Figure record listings
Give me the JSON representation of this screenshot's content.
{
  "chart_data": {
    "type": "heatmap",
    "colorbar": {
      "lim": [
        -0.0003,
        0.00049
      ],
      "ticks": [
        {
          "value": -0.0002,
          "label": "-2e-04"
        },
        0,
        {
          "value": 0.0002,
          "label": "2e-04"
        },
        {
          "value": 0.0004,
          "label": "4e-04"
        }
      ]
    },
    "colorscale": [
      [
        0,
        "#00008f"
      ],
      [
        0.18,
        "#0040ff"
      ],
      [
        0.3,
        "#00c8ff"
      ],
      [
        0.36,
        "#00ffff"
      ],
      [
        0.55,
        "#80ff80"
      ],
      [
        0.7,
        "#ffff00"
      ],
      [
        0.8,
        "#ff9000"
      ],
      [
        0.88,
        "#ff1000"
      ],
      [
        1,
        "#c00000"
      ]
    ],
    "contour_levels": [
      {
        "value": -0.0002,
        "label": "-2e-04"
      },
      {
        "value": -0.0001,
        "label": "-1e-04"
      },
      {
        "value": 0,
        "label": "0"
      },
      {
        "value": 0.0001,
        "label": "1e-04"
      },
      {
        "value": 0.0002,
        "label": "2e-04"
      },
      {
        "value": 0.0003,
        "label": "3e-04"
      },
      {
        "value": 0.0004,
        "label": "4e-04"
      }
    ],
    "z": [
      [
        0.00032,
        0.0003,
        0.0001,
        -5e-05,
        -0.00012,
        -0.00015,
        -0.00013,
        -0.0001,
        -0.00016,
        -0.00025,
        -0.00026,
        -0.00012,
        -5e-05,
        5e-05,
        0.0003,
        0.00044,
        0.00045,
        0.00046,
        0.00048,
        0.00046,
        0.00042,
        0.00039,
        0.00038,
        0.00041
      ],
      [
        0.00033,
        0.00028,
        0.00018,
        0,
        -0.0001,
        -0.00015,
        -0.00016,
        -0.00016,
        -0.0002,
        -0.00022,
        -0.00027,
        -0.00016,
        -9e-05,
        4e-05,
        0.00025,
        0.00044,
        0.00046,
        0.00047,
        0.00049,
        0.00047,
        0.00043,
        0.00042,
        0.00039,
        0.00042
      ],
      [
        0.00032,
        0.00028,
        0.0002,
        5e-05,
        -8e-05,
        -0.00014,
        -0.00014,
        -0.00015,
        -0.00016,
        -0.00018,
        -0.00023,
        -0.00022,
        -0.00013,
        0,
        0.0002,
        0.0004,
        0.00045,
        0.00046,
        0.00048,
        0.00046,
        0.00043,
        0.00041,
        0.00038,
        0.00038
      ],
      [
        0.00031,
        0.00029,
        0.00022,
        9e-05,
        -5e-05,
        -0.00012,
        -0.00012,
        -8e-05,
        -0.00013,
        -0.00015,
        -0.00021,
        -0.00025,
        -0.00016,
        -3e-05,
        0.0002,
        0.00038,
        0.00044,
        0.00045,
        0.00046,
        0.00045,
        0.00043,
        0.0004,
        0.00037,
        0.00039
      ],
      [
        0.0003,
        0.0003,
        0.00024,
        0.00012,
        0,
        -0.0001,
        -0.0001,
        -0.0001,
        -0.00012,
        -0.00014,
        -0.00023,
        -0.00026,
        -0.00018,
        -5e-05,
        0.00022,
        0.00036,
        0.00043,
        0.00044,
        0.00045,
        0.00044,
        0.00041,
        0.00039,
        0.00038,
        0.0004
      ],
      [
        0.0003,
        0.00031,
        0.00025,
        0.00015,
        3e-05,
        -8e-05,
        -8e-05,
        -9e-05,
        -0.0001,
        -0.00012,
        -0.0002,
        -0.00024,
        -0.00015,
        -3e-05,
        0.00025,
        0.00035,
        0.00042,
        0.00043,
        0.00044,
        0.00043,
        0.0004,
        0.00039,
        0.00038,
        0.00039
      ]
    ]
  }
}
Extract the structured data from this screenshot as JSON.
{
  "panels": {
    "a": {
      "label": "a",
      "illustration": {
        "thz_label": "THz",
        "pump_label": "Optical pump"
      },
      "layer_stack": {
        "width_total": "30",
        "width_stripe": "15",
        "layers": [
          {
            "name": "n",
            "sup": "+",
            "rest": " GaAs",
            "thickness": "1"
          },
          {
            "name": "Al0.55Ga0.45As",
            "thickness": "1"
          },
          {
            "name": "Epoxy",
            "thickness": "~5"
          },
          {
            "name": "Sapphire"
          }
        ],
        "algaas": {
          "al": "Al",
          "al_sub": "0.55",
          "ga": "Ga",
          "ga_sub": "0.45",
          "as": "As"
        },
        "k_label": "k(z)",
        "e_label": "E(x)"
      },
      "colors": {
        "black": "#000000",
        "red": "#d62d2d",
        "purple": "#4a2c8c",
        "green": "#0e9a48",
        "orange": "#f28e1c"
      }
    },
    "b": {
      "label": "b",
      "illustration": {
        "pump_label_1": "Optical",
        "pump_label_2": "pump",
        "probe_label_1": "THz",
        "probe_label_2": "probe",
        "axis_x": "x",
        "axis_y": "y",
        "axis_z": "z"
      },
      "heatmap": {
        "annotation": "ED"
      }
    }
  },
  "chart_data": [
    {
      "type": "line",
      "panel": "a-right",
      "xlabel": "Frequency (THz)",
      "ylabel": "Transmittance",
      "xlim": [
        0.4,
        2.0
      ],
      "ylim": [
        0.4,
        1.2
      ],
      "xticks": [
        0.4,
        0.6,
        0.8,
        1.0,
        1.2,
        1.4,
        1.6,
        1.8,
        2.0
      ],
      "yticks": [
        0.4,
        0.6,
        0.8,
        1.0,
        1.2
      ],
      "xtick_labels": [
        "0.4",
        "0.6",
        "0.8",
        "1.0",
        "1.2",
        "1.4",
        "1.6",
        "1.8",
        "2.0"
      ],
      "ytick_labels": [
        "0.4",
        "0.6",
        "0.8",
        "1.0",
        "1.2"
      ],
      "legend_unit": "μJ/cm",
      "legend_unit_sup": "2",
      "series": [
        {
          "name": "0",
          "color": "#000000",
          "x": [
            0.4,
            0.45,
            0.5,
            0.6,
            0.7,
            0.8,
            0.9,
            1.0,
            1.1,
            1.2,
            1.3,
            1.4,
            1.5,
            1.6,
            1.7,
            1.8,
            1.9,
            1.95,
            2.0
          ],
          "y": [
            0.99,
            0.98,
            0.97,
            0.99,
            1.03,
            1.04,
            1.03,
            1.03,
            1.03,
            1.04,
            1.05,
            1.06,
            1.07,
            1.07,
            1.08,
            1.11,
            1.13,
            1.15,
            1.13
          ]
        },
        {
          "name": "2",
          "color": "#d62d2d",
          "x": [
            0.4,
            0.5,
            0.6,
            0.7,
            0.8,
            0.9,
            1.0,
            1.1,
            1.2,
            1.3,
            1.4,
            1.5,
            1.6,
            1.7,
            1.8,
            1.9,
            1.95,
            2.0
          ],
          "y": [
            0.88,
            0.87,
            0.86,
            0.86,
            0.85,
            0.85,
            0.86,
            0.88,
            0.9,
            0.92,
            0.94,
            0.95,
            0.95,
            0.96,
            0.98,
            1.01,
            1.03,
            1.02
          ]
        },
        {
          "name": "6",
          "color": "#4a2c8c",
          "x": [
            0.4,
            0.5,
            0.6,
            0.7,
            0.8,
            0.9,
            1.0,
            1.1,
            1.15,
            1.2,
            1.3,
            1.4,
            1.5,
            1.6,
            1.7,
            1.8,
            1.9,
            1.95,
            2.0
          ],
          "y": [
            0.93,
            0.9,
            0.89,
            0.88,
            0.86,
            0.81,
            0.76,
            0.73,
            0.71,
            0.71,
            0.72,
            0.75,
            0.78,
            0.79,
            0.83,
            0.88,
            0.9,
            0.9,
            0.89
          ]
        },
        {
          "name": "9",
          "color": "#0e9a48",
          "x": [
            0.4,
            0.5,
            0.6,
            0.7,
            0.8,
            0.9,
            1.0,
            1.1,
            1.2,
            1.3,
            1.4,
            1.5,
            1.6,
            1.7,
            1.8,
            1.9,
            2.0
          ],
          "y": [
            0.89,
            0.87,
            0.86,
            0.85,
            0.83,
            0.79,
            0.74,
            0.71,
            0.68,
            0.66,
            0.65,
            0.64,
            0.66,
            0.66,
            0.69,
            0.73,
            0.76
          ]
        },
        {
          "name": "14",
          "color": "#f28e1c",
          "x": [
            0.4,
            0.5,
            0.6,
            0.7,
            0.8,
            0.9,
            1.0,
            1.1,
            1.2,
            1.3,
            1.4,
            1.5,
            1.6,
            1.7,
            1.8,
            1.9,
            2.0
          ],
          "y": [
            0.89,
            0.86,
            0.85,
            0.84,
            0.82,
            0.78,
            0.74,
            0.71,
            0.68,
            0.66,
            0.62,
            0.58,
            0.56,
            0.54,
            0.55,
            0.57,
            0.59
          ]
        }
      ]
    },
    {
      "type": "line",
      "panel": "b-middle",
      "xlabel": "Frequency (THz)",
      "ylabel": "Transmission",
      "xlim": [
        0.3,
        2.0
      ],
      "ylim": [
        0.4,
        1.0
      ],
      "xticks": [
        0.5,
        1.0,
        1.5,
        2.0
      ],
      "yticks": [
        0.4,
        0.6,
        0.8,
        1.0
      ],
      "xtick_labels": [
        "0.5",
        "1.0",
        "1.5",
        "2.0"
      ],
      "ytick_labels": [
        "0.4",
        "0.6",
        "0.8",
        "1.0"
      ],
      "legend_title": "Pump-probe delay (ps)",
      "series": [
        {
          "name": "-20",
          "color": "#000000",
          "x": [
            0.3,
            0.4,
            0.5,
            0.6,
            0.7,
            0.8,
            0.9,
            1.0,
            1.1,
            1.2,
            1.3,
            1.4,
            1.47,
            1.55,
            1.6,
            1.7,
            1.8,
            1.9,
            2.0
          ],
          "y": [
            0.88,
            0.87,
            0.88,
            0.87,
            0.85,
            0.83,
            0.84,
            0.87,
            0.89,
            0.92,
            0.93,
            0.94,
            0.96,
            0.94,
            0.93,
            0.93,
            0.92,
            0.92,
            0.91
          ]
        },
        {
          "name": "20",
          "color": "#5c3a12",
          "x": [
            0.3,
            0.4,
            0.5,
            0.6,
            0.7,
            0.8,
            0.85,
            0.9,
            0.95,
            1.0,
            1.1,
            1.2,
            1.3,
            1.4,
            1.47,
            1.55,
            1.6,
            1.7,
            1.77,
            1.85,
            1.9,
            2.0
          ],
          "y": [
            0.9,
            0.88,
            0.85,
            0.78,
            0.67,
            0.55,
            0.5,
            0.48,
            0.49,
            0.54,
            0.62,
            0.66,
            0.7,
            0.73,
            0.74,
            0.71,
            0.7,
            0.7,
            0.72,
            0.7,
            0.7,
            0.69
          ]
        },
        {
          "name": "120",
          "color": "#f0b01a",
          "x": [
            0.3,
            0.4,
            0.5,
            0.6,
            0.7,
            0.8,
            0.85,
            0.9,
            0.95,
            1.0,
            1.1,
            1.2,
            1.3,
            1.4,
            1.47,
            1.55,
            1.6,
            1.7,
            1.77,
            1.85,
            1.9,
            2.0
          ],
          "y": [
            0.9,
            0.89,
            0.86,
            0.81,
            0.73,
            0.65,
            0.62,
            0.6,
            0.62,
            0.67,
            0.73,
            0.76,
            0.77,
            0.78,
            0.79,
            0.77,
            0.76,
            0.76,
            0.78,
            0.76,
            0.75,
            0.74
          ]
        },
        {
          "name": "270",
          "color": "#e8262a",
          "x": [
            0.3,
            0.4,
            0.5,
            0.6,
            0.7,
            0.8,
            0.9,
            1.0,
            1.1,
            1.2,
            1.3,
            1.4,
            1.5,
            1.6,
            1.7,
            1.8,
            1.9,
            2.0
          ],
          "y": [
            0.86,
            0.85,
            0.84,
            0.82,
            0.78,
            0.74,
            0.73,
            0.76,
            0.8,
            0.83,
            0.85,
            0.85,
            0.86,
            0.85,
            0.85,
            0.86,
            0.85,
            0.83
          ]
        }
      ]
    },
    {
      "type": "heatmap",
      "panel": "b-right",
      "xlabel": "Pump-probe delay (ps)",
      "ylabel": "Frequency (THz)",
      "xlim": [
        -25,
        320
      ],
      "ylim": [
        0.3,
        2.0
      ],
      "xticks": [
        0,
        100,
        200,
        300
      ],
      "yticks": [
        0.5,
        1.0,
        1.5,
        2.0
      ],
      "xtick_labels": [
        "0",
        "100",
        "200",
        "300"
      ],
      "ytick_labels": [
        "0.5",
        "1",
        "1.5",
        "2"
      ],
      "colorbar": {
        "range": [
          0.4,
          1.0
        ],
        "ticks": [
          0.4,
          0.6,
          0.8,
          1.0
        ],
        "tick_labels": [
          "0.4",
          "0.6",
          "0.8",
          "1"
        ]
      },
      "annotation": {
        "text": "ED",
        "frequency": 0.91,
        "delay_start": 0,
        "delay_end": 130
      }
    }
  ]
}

§ WRITTEN PROBLEM
Filter the entries down to the lines with the word "this" in them.

§ WRITTEN RESPONSE
Give me the JSON representation of this screenshot's content.
Extract the structured data from this screenshot as JSON.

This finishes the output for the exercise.